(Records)
□ □ □ □ □ □ □
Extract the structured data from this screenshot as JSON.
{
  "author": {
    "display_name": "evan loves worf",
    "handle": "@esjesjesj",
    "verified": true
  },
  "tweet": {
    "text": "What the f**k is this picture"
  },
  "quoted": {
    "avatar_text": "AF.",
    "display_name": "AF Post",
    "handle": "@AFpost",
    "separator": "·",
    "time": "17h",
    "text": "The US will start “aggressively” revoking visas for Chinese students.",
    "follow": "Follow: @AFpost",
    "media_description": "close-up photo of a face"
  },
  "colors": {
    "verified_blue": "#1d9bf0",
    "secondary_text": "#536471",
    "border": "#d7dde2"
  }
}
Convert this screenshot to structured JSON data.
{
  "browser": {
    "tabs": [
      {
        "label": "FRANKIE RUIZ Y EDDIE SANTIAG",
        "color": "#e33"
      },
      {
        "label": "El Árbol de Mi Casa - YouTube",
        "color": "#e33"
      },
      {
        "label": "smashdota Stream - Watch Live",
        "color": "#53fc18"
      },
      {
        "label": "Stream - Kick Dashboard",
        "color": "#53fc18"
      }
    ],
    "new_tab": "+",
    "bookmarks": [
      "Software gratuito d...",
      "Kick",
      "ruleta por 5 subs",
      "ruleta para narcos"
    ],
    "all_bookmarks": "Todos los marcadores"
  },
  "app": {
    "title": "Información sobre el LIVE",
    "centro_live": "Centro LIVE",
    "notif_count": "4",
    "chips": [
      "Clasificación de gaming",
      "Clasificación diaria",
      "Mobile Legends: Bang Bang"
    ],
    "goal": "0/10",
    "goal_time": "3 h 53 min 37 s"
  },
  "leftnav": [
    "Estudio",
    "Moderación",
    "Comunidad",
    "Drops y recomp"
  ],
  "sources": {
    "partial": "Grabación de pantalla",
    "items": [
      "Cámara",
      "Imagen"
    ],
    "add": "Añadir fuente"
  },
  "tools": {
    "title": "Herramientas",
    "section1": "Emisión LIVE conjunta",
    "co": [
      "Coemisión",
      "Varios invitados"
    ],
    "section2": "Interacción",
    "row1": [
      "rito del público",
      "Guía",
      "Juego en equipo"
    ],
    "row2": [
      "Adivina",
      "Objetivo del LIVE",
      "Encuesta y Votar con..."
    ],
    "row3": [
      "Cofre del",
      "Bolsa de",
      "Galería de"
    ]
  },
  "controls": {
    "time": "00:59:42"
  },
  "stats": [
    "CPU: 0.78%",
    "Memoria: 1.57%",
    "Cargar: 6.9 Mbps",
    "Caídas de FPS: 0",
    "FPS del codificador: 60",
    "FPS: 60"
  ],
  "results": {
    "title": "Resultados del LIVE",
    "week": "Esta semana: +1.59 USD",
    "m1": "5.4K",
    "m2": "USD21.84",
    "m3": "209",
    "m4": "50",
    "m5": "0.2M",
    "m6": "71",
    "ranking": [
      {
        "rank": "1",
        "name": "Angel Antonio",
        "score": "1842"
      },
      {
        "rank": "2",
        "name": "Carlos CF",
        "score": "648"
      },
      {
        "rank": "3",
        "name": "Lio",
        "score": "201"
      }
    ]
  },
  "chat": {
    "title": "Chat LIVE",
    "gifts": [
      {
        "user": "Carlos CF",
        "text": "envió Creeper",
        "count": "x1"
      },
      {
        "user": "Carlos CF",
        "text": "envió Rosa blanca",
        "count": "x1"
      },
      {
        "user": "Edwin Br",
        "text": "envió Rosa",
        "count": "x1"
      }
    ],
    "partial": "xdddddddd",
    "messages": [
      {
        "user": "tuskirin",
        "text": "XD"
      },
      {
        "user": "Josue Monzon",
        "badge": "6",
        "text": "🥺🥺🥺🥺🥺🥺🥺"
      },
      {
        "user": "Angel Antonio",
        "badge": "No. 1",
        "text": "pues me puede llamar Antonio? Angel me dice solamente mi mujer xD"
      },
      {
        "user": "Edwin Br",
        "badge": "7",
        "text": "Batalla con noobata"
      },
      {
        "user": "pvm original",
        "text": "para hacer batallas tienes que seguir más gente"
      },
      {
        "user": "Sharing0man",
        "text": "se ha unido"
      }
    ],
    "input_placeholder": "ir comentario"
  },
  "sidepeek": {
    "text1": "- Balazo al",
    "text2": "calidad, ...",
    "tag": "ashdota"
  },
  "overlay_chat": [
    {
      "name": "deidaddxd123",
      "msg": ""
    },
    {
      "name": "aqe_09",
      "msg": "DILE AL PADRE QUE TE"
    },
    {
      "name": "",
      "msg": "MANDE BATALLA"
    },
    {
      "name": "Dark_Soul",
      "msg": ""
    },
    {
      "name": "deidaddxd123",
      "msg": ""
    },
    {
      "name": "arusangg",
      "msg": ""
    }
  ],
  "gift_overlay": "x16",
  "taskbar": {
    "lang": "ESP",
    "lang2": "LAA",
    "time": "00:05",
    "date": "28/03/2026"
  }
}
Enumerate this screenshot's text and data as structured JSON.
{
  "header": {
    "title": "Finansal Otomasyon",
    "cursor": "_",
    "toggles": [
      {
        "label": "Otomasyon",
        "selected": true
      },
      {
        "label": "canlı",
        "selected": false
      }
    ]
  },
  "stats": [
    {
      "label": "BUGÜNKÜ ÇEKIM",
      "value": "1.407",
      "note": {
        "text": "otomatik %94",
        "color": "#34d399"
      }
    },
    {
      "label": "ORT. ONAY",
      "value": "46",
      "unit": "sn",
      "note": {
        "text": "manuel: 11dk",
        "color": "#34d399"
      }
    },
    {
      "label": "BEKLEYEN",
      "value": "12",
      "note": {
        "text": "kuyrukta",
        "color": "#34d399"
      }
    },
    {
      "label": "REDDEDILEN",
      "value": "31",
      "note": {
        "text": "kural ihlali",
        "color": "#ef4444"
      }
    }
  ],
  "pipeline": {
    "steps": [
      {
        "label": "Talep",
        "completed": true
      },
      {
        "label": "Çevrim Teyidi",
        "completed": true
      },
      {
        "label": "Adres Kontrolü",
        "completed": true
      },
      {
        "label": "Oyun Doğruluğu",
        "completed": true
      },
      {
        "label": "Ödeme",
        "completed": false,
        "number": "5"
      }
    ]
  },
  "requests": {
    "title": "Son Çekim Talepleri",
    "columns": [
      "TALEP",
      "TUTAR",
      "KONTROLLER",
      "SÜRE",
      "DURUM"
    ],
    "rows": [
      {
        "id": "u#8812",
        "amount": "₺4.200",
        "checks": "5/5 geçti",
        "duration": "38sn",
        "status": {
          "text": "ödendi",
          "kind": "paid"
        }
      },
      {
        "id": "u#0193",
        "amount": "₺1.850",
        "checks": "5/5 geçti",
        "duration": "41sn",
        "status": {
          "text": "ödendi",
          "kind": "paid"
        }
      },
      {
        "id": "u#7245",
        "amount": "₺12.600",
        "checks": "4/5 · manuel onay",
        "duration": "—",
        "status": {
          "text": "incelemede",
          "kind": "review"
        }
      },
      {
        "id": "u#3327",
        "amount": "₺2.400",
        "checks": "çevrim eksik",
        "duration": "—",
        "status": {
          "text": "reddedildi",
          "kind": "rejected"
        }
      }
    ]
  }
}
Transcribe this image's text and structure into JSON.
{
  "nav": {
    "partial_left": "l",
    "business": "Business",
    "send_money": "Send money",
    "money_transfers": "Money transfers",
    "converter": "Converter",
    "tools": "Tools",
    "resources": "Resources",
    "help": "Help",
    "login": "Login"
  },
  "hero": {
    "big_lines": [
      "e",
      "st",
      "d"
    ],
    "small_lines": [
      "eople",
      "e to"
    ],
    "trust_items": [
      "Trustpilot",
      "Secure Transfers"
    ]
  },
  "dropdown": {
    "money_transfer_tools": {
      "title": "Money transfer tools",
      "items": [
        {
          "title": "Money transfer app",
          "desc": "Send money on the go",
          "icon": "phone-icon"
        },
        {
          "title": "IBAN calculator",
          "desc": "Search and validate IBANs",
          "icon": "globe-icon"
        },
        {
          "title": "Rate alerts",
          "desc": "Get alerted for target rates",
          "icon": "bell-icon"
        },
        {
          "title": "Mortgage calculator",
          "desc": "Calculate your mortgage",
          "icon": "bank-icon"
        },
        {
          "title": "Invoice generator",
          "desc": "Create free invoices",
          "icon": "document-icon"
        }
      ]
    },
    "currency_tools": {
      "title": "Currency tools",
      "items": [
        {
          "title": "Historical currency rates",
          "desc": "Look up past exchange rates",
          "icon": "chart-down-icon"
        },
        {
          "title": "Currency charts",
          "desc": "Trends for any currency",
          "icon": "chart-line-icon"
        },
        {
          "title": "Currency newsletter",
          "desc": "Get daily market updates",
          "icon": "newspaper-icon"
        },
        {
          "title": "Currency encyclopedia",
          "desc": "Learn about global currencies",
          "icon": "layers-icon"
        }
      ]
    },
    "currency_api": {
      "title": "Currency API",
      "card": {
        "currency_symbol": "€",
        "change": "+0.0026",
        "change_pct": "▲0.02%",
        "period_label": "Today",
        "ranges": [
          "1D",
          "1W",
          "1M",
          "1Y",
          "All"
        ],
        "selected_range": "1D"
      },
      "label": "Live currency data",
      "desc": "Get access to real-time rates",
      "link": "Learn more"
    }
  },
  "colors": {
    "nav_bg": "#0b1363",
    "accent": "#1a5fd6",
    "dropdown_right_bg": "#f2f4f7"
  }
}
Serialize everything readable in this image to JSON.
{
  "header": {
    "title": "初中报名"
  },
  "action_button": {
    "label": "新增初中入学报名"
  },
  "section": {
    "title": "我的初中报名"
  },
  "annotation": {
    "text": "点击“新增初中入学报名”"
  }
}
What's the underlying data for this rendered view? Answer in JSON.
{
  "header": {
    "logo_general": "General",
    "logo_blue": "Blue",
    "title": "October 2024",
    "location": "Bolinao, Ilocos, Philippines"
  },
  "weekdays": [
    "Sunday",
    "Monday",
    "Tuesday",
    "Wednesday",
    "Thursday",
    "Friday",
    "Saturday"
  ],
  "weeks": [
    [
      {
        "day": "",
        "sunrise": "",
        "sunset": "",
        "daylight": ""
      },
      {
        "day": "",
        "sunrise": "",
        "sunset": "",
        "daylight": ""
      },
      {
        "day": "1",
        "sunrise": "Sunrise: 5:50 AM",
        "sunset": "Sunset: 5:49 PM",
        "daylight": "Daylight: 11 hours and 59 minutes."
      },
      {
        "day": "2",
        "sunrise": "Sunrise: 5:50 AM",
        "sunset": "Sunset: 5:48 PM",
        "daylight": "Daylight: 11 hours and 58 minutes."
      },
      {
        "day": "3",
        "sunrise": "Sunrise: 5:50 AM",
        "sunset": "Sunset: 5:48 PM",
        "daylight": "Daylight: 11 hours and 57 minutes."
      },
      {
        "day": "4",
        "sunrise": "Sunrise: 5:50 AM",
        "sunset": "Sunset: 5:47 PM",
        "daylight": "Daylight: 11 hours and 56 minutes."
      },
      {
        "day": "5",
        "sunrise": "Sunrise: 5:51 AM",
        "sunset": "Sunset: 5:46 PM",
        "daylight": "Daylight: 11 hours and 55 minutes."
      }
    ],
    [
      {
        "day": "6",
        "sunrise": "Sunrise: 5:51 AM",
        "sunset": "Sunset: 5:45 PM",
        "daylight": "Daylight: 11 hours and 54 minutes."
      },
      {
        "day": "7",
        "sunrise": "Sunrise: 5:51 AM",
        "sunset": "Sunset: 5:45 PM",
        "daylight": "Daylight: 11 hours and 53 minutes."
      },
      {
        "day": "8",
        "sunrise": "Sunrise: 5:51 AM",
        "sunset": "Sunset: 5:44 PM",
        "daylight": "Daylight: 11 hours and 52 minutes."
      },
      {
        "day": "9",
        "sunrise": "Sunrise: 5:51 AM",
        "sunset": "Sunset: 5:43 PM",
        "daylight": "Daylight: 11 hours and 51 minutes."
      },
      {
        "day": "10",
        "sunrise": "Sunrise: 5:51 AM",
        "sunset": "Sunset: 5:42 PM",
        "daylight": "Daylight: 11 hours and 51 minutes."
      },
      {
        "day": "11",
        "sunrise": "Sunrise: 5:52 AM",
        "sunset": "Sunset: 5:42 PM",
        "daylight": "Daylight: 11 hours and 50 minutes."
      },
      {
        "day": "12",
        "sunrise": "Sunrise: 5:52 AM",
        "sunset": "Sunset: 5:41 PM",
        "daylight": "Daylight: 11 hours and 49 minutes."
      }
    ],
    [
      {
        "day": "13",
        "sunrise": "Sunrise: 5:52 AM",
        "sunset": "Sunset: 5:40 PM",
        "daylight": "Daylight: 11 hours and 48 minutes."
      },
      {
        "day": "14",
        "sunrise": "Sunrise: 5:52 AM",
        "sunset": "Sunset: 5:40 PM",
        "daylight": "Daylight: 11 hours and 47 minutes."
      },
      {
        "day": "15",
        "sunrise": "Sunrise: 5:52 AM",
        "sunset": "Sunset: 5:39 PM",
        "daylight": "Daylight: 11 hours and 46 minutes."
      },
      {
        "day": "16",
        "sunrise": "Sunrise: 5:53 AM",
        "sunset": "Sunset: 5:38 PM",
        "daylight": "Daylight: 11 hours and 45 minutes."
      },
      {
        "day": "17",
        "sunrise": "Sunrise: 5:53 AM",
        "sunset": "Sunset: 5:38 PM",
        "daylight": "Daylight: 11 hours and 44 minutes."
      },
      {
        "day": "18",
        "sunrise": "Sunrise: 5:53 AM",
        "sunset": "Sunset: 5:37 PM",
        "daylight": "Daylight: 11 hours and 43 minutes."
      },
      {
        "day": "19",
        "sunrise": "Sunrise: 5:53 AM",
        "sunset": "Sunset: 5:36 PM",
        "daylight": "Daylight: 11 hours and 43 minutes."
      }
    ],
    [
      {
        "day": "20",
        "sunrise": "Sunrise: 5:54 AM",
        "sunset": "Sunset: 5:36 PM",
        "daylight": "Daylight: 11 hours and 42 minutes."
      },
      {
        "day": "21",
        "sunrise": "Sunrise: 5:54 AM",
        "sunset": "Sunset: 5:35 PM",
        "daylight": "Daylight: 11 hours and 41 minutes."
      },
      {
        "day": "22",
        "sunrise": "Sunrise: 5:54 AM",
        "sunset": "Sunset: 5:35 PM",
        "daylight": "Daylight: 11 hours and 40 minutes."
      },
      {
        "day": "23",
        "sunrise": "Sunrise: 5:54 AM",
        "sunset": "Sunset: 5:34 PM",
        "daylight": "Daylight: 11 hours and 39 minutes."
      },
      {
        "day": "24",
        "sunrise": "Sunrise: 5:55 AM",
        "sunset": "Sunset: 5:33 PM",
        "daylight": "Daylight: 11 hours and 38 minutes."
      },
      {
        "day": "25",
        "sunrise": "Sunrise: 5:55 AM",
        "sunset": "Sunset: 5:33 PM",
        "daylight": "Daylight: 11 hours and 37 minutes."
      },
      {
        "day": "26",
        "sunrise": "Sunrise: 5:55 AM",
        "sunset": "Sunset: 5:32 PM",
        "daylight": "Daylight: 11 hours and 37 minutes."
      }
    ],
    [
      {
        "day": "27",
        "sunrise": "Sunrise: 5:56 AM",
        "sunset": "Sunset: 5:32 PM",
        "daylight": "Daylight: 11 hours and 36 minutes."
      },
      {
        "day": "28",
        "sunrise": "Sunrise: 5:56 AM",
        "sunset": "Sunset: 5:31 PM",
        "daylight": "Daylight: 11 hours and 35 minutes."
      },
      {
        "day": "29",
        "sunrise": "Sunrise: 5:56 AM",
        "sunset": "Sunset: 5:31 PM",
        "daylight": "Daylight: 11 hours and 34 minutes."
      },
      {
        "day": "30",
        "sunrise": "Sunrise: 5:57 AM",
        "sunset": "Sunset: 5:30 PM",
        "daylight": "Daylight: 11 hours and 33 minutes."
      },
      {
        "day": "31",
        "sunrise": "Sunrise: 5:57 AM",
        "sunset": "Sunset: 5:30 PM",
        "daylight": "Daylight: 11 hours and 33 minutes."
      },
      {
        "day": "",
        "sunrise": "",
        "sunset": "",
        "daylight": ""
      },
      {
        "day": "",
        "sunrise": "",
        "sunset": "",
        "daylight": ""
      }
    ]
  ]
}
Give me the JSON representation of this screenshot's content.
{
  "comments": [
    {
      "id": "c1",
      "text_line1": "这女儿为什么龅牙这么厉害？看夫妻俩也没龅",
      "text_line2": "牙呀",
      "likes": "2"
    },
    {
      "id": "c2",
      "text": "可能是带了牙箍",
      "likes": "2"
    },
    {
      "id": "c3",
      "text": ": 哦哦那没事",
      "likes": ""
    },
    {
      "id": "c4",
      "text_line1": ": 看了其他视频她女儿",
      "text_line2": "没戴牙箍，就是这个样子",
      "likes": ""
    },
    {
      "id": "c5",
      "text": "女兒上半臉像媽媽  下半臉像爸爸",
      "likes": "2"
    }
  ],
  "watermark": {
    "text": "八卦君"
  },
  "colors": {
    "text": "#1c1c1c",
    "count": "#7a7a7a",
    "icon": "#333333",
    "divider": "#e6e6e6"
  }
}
□ □ □ □ □ □ □
# Task goal
Where a line holds "screenshot", copy it out.

# Result of the exercise
Extract the structured data from this screenshot as JSON.
Convert this screenshot to structured JSON data.
Enumerate this screenshot's text and data as structured JSON.
Give me the JSON representation of this screenshot's content.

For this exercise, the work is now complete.